* [Text block]
/---
The World Health Organization said Friday that it could take four to six months to prove the link between the Zika virus spreading through the Americas and the birth defect, microcephaly — a condition that causes babies to be born with abnormally small heads.

Speaking at a news conference in Geneva, Dr. Bruce Aylward, executive director of WHO's outbreaks and health emergencies department, said doctors in Brazil had found evidence of the mosquito-borne virus in the brains of babies born with microcephaly. However, he added that researchers are yet to rule out any other potential causes of the neurological disorder.

"This does not still prove causation ... but it is an increasing accumulation of evidence in terms of the temporal–geographic association of the virus," Aylward said, according to a transcript of his Friday speech published by Agence France-Presse. The WHO declared the Zika outbreak an international health emergency on Feb.1.

The investigation testing the link between Zika virus and microcephaly was first taken up after Brazilian doctors noticed an increase in newborns with significantly smaller-sized heads last year. Since then, two U.S.-Brazilian studies have sought to confirm that the virus is responsible for the birth defect and also that it can cause Guillain-Barré syndrome, a temporary paralysis in adults.

Initial findings of two case control studies conducted by the U.S. Centers for Disease Control and Prevention and Brazilian biomedical research centers in the northeastern states of Bahia and Paraiba should be ready "this spring," CDC Principal Deputy Director Anne Schuchat told Reuters.

The virus has spread to 32 countries and territories in the Americas since Brazil reported the first cases of local transmission in May 2015. There is currently no available prevention or treatment for the infection. Local and international health organizations have focused their efforts on controlling the Aedes aegypti mosquito that the U.N. health body has reportedly described as an "opportunistic and tenacious menace."

"A lot can be done in terms of reducing the intensity of Zika transmission and the accumulating evidence is that this has got to be done and done very, very urgently," Aylward said Friday.

Meanwhile, also on Friday, Brazilian President Dilma Rousseff called for a joint effort in the fight against the Zika virus. “A mosquito cannot defeat 204 million people. We are much stronger than this mosquito,” Rousseff said, Agência Brasil reported. She delivered the speech in the country’s Pernambuco state, the region with the highest number of confirmed cases of microcephaly in newborns. 

Brazil, which has confirmed more than 500 cases of microcephaly, is scrambling to contain the Zika virus, fearing that the outbreak could dampen attendance at the Olympic Games in Rio de Janeiro in August.
\---
Stored entries:
/---
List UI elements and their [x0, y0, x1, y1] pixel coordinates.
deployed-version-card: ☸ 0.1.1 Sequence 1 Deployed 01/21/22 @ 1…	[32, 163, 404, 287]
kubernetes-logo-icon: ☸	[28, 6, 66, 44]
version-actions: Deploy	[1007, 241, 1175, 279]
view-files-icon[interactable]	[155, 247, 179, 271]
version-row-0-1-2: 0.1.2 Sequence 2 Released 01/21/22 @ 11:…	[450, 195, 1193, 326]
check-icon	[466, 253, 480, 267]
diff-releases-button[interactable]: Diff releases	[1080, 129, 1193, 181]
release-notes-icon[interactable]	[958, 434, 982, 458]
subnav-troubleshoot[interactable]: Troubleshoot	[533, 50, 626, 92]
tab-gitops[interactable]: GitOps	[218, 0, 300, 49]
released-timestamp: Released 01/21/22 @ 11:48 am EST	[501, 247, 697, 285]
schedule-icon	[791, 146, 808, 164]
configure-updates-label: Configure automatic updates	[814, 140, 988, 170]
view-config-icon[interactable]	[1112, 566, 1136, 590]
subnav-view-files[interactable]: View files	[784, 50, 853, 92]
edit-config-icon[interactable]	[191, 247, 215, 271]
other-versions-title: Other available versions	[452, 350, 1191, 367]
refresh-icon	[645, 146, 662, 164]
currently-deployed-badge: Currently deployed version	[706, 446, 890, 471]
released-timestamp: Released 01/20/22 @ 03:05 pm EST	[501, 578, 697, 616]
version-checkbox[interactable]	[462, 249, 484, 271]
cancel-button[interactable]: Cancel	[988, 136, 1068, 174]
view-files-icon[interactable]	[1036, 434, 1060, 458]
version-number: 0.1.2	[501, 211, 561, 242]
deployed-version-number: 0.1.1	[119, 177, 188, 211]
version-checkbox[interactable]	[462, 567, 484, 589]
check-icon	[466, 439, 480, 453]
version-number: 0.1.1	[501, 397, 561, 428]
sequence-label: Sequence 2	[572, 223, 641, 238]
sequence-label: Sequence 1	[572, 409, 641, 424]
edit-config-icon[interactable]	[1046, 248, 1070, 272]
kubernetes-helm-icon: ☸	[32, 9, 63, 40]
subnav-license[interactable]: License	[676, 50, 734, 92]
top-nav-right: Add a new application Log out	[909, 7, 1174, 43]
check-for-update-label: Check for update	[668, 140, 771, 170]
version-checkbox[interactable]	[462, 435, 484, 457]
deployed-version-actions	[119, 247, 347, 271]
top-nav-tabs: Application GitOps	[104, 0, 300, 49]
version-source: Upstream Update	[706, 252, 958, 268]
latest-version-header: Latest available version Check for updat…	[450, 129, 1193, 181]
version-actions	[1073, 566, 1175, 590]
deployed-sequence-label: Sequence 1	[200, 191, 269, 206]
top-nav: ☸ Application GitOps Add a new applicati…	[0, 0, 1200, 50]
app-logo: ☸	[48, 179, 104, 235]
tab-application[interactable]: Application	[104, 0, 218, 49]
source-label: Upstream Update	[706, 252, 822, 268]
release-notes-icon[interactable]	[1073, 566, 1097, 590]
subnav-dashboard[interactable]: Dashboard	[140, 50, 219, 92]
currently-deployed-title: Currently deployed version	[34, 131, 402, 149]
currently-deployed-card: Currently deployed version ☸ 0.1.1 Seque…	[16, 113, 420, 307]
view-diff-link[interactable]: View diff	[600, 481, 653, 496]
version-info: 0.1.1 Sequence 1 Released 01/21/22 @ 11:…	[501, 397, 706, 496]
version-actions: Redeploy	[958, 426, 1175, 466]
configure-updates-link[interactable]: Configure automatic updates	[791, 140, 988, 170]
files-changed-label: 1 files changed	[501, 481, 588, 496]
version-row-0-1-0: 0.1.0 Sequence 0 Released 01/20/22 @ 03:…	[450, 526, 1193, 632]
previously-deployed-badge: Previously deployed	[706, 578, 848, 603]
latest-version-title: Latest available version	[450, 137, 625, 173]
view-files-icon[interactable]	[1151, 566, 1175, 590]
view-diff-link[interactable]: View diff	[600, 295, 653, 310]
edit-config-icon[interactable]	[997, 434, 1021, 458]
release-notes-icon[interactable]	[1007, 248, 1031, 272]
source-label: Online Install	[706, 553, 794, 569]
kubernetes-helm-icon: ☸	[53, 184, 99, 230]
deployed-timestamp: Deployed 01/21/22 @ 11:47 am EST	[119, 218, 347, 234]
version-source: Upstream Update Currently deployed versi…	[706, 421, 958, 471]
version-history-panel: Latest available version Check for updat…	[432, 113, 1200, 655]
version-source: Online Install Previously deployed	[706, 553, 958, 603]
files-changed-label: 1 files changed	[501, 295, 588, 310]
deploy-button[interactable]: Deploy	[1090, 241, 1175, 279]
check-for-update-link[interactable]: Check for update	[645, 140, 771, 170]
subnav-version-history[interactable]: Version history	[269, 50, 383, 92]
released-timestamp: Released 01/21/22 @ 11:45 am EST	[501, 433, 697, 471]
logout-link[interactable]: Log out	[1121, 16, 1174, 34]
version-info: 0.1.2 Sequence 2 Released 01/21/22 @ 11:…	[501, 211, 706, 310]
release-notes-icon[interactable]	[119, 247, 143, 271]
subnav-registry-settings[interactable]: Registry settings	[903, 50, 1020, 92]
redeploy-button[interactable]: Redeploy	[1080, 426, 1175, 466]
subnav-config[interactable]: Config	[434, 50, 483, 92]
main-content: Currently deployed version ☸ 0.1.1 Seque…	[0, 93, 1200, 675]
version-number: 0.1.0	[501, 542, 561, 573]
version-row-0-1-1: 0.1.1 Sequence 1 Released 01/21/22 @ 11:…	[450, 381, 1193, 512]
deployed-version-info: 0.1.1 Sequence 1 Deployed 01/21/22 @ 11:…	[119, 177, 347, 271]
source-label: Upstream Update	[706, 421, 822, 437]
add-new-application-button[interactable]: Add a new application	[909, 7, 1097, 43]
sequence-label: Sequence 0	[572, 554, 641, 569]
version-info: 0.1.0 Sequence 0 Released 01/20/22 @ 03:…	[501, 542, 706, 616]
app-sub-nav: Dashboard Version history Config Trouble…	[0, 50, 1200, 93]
\---
* [Problems to solve]
(A) In the article on Zika and microcephaly, how long did the World Health Organization say it could take to prove the link between the virus and the birth defect?
(B) Translate this sentence from the Zika article into Spanish: "There is currently no available prevention or treatment for the infection."
(C) List every person named in the Zika article.

* [Answers to the tasks]
(A) Four to six months.

(B) Actualmente no hay prevención ni tratamiento disponibles para la infección.

(C) Bruce Aylward, Anne Schuchat, Dilma Rousseff